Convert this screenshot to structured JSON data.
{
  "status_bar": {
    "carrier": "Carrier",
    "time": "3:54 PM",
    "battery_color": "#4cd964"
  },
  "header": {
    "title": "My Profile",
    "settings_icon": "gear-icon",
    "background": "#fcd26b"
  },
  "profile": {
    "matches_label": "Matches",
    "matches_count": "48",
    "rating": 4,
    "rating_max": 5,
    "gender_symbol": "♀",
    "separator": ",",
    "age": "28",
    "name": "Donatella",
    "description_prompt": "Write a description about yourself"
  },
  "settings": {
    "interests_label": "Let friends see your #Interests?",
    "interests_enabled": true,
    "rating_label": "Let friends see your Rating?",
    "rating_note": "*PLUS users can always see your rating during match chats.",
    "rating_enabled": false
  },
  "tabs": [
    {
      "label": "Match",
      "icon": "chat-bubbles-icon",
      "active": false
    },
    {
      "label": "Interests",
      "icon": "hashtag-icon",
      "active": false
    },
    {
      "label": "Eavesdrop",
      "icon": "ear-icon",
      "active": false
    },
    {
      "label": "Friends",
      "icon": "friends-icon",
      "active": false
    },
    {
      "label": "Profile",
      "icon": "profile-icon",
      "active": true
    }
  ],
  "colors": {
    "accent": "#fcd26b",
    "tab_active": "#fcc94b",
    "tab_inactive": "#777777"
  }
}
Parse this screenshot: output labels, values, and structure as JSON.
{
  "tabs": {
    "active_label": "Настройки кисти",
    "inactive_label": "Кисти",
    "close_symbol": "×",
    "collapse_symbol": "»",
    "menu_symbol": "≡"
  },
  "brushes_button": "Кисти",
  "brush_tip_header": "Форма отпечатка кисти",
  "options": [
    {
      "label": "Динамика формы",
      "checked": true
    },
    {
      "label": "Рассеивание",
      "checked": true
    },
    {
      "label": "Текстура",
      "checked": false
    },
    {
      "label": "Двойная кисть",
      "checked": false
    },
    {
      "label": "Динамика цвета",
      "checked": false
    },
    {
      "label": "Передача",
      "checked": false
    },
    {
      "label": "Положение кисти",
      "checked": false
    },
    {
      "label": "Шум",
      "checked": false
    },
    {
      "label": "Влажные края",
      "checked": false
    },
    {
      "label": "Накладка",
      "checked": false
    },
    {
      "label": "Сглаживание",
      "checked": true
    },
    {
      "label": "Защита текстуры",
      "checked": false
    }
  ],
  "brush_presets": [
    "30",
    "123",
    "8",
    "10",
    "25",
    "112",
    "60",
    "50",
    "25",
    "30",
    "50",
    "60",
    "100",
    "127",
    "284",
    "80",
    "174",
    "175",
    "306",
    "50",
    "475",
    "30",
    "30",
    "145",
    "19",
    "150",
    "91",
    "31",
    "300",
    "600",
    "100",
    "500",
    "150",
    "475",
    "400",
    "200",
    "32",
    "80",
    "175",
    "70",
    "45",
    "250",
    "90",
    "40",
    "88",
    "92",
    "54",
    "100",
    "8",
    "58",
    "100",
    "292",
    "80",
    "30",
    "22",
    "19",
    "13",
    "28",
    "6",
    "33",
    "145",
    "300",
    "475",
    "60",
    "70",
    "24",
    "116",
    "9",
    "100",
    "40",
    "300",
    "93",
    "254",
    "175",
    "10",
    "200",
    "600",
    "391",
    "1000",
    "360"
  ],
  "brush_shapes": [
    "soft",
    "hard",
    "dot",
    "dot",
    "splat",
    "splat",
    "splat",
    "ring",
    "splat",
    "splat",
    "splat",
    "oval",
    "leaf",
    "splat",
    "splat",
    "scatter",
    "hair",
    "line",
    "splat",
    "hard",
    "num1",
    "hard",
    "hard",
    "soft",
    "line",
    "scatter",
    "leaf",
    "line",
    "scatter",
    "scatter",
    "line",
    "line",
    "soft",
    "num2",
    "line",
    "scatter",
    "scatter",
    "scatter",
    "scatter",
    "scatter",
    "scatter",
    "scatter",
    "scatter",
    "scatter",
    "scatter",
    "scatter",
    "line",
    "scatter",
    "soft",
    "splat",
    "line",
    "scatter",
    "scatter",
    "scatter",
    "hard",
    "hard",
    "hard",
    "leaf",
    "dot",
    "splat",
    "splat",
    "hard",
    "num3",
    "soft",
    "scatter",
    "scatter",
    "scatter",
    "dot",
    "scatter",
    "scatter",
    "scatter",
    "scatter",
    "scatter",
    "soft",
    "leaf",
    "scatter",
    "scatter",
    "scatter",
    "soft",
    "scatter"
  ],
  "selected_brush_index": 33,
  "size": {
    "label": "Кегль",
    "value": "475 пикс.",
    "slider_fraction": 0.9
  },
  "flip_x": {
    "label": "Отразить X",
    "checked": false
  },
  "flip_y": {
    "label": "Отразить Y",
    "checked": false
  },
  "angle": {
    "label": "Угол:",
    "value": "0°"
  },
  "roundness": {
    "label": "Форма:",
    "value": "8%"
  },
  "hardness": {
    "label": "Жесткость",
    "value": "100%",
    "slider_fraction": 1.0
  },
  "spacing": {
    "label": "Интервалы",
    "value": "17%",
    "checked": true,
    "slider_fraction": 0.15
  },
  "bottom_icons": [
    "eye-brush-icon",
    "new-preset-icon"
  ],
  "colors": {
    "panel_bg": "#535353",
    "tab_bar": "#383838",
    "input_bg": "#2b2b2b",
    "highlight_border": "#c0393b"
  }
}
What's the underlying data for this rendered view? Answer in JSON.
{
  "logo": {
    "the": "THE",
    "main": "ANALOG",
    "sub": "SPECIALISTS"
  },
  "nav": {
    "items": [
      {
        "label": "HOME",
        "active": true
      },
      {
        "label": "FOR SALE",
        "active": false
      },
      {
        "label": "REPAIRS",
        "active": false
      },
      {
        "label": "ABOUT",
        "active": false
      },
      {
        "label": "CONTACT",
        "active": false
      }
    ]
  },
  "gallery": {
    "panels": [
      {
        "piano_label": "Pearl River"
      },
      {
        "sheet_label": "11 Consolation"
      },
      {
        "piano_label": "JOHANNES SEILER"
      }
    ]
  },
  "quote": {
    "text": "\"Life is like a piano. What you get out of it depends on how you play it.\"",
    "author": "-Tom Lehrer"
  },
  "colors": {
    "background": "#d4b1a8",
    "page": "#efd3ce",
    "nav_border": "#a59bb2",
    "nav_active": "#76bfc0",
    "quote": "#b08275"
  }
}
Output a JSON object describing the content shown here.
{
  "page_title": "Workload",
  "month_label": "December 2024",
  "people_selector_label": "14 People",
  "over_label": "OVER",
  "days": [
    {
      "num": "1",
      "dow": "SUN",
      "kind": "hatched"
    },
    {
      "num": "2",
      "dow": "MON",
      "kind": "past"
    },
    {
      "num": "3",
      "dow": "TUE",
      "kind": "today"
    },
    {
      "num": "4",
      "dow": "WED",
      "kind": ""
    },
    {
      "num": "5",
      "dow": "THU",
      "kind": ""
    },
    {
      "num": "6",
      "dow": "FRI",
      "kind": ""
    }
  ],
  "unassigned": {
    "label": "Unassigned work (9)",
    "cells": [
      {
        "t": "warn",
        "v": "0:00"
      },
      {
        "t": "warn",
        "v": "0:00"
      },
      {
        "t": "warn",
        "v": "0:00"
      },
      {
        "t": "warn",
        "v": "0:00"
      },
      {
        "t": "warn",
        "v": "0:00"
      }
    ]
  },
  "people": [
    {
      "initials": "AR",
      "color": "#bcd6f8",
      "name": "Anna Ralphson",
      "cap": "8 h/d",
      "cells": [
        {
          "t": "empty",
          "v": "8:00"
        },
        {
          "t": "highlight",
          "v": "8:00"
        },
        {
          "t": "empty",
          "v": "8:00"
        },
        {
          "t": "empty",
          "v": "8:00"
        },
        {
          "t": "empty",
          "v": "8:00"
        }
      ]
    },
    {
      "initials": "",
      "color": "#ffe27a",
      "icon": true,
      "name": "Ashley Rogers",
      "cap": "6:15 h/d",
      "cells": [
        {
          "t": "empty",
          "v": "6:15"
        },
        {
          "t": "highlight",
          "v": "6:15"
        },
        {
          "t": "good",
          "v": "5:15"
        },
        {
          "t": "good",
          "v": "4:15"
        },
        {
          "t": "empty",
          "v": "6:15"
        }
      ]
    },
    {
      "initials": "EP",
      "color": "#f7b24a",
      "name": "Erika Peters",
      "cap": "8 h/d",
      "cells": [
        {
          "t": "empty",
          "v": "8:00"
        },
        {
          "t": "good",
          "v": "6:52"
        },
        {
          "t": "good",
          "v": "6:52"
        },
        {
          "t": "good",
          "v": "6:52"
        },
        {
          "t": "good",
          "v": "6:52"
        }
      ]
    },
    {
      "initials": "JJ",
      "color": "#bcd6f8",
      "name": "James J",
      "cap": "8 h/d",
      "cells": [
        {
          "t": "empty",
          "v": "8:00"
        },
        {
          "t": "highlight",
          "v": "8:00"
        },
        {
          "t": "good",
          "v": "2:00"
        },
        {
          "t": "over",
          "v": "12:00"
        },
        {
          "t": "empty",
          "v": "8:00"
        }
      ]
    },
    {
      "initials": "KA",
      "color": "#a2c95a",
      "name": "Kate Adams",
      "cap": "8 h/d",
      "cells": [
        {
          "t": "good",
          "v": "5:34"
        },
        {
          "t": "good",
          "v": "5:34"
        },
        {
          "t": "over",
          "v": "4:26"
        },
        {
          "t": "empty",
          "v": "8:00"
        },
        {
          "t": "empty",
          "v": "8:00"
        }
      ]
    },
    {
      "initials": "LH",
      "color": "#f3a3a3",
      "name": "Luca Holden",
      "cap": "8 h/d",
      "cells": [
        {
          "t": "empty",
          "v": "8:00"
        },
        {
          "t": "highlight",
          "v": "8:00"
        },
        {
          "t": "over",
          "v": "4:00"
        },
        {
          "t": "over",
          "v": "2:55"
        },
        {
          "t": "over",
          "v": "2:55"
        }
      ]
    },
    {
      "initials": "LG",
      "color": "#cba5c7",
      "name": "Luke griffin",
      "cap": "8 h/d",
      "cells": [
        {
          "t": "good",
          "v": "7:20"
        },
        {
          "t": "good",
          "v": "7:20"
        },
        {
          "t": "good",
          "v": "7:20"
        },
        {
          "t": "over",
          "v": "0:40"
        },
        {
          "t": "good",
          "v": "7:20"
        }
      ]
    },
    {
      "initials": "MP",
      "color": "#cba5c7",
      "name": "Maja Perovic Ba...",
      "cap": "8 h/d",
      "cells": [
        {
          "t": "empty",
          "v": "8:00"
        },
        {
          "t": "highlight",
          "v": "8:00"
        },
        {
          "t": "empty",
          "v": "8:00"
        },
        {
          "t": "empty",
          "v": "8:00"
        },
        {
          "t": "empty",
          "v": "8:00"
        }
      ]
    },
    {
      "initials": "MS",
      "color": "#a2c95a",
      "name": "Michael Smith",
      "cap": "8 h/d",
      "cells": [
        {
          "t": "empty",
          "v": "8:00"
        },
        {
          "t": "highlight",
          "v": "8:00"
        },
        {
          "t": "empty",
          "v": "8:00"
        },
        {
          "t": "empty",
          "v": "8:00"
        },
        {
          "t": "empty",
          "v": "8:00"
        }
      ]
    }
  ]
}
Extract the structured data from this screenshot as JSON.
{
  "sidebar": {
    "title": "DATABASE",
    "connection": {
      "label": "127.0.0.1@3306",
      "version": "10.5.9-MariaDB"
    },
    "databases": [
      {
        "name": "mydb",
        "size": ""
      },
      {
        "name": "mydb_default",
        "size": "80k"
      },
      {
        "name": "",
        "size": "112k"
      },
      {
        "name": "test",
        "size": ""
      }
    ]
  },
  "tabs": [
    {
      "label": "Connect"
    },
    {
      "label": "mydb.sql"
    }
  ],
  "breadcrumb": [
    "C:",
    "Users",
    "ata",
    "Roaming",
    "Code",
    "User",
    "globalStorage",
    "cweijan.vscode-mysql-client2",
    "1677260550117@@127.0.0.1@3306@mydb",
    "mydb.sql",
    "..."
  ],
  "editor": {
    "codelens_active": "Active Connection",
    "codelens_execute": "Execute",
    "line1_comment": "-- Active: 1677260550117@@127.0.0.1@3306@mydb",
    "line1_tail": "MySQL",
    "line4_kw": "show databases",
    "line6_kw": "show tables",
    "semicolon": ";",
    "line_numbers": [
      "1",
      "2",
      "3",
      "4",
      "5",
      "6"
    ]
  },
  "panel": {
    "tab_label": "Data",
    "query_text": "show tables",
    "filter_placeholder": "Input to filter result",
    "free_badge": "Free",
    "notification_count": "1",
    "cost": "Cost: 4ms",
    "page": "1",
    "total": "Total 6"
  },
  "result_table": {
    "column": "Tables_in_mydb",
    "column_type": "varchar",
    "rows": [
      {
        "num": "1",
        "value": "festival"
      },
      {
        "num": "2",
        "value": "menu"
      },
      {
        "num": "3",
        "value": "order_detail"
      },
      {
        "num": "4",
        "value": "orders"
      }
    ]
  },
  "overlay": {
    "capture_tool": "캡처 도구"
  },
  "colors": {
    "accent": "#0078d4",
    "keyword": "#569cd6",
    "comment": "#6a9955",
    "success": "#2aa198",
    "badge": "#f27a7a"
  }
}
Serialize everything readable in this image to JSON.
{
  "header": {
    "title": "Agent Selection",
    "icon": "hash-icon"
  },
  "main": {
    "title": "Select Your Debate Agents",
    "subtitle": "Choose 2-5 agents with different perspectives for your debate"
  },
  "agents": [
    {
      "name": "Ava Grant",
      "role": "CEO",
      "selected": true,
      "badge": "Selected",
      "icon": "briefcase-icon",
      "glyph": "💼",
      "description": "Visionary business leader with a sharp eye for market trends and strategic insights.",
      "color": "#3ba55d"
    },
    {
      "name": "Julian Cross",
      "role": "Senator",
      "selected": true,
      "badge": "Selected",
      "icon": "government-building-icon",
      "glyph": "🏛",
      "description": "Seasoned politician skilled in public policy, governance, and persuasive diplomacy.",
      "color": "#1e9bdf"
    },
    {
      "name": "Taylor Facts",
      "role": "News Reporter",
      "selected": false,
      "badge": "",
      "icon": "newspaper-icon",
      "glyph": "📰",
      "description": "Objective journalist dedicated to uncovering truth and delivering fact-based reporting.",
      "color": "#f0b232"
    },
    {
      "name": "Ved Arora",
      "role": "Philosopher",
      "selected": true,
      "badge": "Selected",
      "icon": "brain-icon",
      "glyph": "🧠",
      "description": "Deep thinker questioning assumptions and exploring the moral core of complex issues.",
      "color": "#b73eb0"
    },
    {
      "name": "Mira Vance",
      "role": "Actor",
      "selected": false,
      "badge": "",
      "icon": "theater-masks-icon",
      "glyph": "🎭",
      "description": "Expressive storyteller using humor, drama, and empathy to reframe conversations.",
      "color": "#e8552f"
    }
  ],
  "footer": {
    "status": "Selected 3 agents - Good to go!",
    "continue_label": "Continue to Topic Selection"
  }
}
= = = =
# [WORK TO DO]
Search the data for "background". Copy every line that has it.

# [FULL RESPONSE]
    "background": "#fcd26b"
    "background": "#d4b1a8",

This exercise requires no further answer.